Can you retype only the lines from the one with "Parse this screenshot: output" through the final line of the material, exactly as given?
>> start Records
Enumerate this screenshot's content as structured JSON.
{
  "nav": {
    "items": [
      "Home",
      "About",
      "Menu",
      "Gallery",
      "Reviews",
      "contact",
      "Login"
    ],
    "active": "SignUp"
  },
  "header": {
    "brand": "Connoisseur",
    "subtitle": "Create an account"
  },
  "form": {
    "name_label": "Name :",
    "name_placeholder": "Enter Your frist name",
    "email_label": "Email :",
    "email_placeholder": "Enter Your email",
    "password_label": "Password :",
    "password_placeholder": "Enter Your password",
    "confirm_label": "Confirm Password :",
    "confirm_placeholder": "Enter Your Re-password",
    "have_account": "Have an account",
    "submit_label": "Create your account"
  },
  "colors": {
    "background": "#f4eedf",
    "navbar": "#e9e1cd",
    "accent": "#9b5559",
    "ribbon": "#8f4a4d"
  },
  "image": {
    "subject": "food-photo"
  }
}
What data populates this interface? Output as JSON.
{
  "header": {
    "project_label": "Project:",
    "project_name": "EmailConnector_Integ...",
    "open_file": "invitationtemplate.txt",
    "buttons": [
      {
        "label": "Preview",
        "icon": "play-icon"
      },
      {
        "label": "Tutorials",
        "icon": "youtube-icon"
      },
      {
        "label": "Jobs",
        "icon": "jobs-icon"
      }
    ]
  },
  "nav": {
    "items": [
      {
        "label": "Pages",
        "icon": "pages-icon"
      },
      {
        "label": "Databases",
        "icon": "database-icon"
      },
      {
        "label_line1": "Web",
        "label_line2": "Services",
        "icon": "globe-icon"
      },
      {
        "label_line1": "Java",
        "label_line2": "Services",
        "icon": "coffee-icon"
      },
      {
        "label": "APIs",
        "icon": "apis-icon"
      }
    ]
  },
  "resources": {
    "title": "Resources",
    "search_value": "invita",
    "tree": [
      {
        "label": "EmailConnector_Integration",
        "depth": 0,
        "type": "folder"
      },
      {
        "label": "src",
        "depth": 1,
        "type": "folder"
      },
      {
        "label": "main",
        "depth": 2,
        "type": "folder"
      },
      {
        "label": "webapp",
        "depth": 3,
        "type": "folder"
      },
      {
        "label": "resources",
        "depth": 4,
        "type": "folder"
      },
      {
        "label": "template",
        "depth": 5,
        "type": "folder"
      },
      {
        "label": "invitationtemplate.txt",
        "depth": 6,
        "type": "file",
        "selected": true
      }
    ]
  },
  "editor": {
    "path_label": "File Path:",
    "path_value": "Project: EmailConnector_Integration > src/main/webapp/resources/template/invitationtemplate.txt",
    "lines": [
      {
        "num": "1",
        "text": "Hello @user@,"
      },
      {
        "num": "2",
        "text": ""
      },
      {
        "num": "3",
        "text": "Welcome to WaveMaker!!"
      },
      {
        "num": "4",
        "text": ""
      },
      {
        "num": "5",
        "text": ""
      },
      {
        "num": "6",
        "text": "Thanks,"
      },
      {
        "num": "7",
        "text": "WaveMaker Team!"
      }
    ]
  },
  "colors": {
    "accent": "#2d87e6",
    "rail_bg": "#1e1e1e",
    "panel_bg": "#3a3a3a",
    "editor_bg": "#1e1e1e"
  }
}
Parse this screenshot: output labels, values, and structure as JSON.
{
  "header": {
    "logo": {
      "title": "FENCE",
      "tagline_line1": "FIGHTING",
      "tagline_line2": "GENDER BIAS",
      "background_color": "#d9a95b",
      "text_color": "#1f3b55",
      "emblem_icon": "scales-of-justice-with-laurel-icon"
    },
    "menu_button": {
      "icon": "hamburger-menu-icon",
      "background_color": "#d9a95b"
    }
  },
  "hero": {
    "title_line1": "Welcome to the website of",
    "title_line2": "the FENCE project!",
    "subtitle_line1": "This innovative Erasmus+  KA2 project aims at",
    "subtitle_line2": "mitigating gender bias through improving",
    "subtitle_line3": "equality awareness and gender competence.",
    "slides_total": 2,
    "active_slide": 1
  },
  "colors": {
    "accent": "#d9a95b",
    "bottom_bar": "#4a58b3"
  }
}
>> end Records
▸ **Output**:
Parse this screenshot: output labels, values, and structure as JSON.
{
  "header": {
    "logo": {
      "title": "FENCE",
      "tagline_line1": "FIGHTING",
      "tagline_line2": "GENDER BIAS",
      "background_color": "#d9a95b",
      "text_color": "#1f3b55",
      "emblem_icon": "scales-of-justice-with-laurel-icon"
    },
    "menu_button": {
      "icon": "hamburger-menu-icon",
      "background_color": "#d9a95b"
    }
  },
  "hero": {
    "title_line1": "Welcome to the website of",
    "title_line2": "the FENCE project!",
    "subtitle_line1": "This innovative Erasmus+  KA2 project aims at",
    "subtitle_line2": "mitigating gender bias through improving",
    "subtitle_line3": "equality awareness and gender competence.",
    "slides_total": 2,
    "active_slide": 1
  },
  "colors": {
    "accent": "#d9a95b",
    "bottom_bar": "#4a58b3"
  }
}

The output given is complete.